**What this task involves:**
Images do not belong in the copy. Retype all the entries below exactly.

(begin)

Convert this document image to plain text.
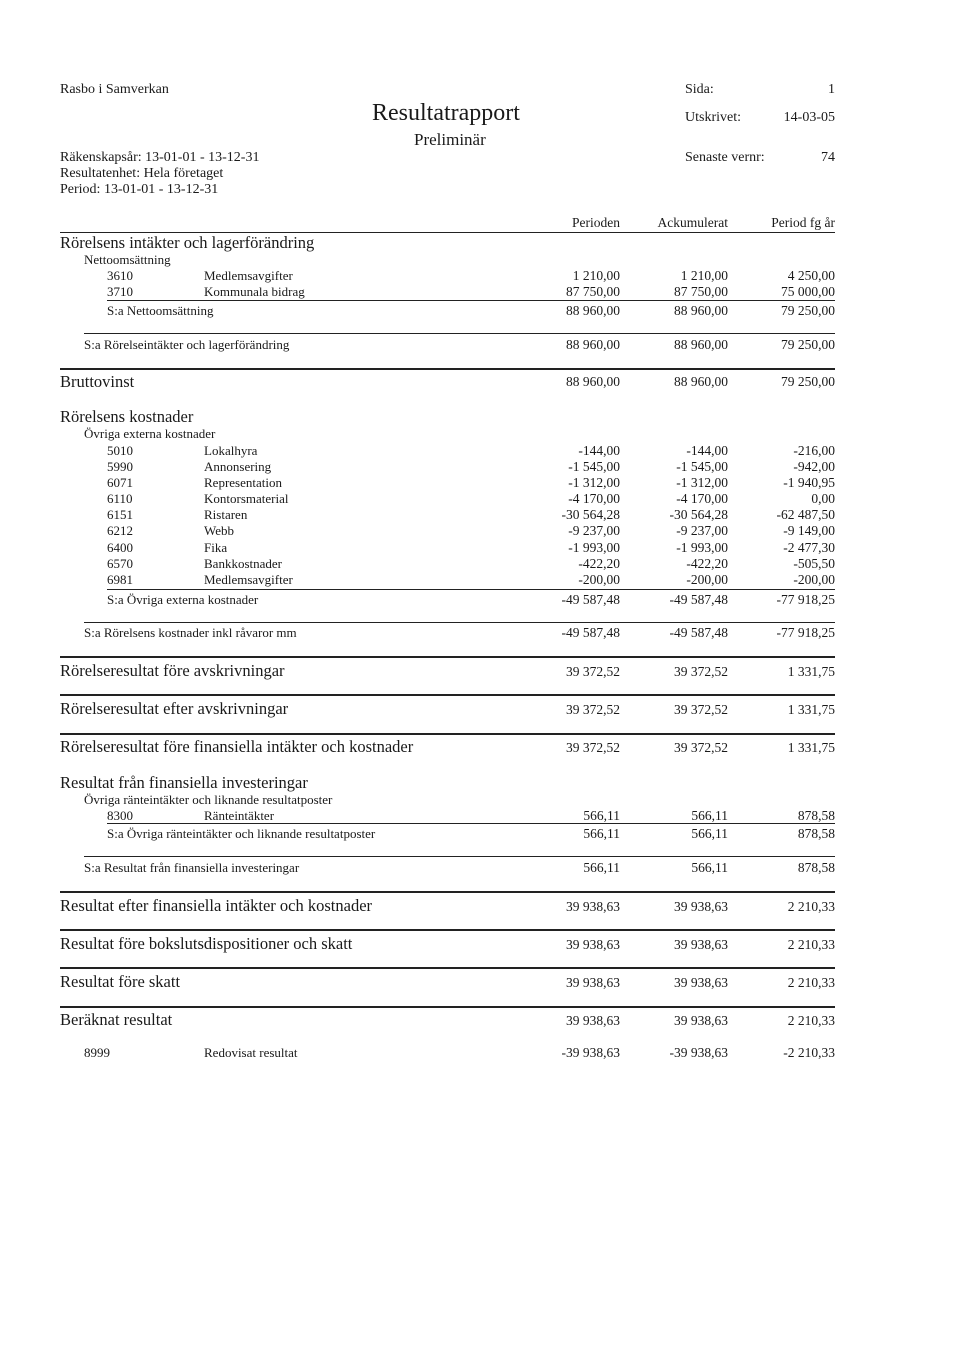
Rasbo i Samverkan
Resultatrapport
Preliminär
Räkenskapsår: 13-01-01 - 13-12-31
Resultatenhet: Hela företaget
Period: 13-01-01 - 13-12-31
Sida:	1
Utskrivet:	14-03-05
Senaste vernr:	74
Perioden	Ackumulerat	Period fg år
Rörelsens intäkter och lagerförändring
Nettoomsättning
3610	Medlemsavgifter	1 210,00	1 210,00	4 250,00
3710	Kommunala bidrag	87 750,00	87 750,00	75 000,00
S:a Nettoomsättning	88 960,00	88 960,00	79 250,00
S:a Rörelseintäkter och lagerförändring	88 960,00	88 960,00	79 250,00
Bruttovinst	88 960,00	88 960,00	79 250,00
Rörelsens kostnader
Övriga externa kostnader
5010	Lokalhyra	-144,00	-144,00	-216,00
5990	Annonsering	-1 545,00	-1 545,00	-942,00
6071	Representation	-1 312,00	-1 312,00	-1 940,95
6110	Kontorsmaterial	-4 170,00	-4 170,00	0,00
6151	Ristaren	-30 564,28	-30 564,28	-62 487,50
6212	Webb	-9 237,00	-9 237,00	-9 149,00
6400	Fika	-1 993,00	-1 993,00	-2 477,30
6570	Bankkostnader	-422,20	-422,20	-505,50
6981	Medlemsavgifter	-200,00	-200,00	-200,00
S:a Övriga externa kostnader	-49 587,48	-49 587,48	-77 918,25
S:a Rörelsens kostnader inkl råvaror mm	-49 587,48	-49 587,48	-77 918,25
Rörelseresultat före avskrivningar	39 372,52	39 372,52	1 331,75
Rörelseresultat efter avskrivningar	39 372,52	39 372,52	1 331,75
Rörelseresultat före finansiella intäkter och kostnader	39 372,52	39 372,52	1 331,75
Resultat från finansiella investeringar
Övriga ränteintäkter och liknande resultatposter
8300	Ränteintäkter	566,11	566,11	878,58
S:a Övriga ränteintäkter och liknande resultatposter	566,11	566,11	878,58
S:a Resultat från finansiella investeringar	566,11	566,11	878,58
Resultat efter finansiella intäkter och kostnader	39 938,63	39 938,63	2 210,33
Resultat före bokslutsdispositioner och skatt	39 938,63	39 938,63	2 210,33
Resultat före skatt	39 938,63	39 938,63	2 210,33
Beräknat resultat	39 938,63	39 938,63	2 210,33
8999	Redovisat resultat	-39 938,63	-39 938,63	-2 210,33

(end)

**Complete response:**
Convert this document image to plain text.
Rasbo i Samverkan
Resultatrapport
Preliminär
Räkenskapsår: 13-01-01 - 13-12-31
Resultatenhet: Hela företaget
Period: 13-01-01 - 13-12-31
Sida:	1
Utskrivet:	14-03-05
Senaste vernr:	74
Perioden	Ackumulerat	Period fg år
Rörelsens intäkter och lagerförändring
Nettoomsättning
3610	Medlemsavgifter	1 210,00	1 210,00	4 250,00
3710	Kommunala bidrag	87 750,00	87 750,00	75 000,00
S:a Nettoomsättning	88 960,00	88 960,00	79 250,00
S:a Rörelseintäkter och lagerförändring	88 960,00	88 960,00	79 250,00
Bruttovinst	88 960,00	88 960,00	79 250,00
Rörelsens kostnader
Övriga externa kostnader
5010	Lokalhyra	-144,00	-144,00	-216,00
5990	Annonsering	-1 545,00	-1 545,00	-942,00
6071	Representation	-1 312,00	-1 312,00	-1 940,95
6110	Kontorsmaterial	-4 170,00	-4 170,00	0,00
6151	Ristaren	-30 564,28	-30 564,28	-62 487,50
6212	Webb	-9 237,00	-9 237,00	-9 149,00
6400	Fika	-1 993,00	-1 993,00	-2 477,30
6570	Bankkostnader	-422,20	-422,20	-505,50
6981	Medlemsavgifter	-200,00	-200,00	-200,00
S:a Övriga externa kostnader	-49 587,48	-49 587,48	-77 918,25
S:a Rörelsens kostnader inkl råvaror mm	-49 587,48	-49 587,48	-77 918,25
Rörelseresultat före avskrivningar	39 372,52	39 372,52	1 331,75
Rörelseresultat efter avskrivningar	39 372,52	39 372,52	1 331,75
Rörelseresultat före finansiella intäkter och kostnader	39 372,52	39 372,52	1 331,75
Resultat från finansiella investeringar
Övriga ränteintäkter och liknande resultatposter
8300	Ränteintäkter	566,11	566,11	878,58
S:a Övriga ränteintäkter och liknande resultatposter	566,11	566,11	878,58
S:a Resultat från finansiella investeringar	566,11	566,11	878,58
Resultat efter finansiella intäkter och kostnader	39 938,63	39 938,63	2 210,33
Resultat före bokslutsdispositioner och skatt	39 938,63	39 938,63	2 210,33
Resultat före skatt	39 938,63	39 938,63	2 210,33
Beräknat resultat	39 938,63	39 938,63	2 210,33
8999	Redovisat resultat	-39 938,63	-39 938,63	-2 210,33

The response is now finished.